Transcribe the entries word for word, from their first line through the line containing "scale-bar-end-icon bbox=[338, 484, 344, 490]", with both of those lines included.

(begin)

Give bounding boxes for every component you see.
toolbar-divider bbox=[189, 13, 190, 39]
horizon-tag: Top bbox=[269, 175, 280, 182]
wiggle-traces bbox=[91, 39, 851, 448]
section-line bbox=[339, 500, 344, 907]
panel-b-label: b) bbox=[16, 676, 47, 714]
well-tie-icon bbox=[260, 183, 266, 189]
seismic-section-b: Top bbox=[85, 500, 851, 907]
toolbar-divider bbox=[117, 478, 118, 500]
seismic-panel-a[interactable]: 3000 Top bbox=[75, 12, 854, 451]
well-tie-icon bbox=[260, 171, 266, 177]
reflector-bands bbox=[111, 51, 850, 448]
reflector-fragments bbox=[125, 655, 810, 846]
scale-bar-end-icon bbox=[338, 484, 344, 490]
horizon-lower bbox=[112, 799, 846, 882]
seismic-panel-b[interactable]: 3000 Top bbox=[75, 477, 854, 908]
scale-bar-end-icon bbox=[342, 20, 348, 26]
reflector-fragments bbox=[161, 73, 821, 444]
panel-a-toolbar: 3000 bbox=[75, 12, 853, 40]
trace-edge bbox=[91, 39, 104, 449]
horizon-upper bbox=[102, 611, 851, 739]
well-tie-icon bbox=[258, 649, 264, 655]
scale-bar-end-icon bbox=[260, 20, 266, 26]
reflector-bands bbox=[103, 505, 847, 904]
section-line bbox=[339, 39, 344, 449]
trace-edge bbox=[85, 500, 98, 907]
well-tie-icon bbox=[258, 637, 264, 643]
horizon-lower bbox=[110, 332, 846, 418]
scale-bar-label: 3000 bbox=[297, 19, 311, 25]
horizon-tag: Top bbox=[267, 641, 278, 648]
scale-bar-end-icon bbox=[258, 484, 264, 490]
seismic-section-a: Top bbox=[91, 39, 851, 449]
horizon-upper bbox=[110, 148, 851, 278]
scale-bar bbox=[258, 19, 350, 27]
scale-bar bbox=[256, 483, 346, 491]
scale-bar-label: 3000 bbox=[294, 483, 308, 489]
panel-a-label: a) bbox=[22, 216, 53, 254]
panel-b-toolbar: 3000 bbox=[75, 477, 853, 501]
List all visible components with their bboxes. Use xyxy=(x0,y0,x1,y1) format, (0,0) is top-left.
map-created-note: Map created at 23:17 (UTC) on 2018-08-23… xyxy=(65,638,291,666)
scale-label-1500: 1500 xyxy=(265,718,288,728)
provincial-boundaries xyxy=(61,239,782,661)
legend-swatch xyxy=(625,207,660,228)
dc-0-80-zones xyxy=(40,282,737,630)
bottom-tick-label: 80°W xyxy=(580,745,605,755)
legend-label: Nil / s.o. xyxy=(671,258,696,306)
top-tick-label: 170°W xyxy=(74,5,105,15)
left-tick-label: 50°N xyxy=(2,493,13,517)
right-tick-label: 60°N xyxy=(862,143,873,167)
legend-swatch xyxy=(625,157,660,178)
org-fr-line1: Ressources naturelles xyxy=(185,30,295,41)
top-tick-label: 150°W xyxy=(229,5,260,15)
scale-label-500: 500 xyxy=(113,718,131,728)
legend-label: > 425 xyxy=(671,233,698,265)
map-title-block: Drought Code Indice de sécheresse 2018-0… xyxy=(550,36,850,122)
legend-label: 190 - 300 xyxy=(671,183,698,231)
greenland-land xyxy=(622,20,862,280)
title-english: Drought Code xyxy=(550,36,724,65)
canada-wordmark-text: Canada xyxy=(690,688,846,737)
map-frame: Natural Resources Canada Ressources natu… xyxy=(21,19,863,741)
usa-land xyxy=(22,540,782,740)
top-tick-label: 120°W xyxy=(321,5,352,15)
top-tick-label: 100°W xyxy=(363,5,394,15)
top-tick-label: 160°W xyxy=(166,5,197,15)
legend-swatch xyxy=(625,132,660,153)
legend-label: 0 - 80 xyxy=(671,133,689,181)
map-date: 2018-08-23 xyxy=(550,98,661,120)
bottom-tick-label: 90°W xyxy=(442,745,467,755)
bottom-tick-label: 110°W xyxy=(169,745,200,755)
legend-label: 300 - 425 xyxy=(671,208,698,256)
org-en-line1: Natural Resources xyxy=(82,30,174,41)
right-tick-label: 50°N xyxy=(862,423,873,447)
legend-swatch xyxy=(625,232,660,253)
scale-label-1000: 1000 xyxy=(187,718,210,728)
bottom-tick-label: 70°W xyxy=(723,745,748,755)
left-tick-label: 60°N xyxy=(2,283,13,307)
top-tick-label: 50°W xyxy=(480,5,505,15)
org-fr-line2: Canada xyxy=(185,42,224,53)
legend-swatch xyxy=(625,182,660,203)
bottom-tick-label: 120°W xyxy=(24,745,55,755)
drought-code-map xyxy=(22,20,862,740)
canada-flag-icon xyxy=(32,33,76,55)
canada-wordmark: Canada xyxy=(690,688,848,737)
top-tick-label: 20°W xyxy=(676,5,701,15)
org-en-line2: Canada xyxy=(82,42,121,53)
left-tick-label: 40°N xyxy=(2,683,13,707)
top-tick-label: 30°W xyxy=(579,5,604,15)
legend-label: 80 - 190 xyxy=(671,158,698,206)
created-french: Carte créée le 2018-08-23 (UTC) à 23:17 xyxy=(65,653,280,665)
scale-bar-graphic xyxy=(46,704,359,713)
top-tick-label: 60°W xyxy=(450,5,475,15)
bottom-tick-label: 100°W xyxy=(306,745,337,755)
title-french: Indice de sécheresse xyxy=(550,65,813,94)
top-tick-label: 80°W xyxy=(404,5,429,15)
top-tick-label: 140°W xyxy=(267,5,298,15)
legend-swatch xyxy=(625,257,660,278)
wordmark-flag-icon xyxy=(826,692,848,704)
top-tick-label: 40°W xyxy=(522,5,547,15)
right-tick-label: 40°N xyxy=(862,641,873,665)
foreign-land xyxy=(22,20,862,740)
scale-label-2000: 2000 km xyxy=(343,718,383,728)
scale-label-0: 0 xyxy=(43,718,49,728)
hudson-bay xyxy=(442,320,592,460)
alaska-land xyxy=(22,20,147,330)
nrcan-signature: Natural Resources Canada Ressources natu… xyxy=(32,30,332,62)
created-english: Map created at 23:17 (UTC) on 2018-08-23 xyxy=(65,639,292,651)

(end)

▶ _Response to the task_
Give bounding boxes for every component you see.
toolbar-divider bbox=[189, 13, 190, 39]
horizon-tag: Top bbox=[269, 175, 280, 182]
wiggle-traces bbox=[91, 39, 851, 448]
section-line bbox=[339, 500, 344, 907]
panel-b-label: b) bbox=[16, 676, 47, 714]
well-tie-icon bbox=[260, 183, 266, 189]
seismic-section-b: Top bbox=[85, 500, 851, 907]
toolbar-divider bbox=[117, 478, 118, 500]
seismic-panel-a[interactable]: 3000 Top bbox=[75, 12, 854, 451]
well-tie-icon bbox=[260, 171, 266, 177]
reflector-bands bbox=[111, 51, 850, 448]
reflector-fragments bbox=[125, 655, 810, 846]
scale-bar-end-icon bbox=[338, 484, 344, 490]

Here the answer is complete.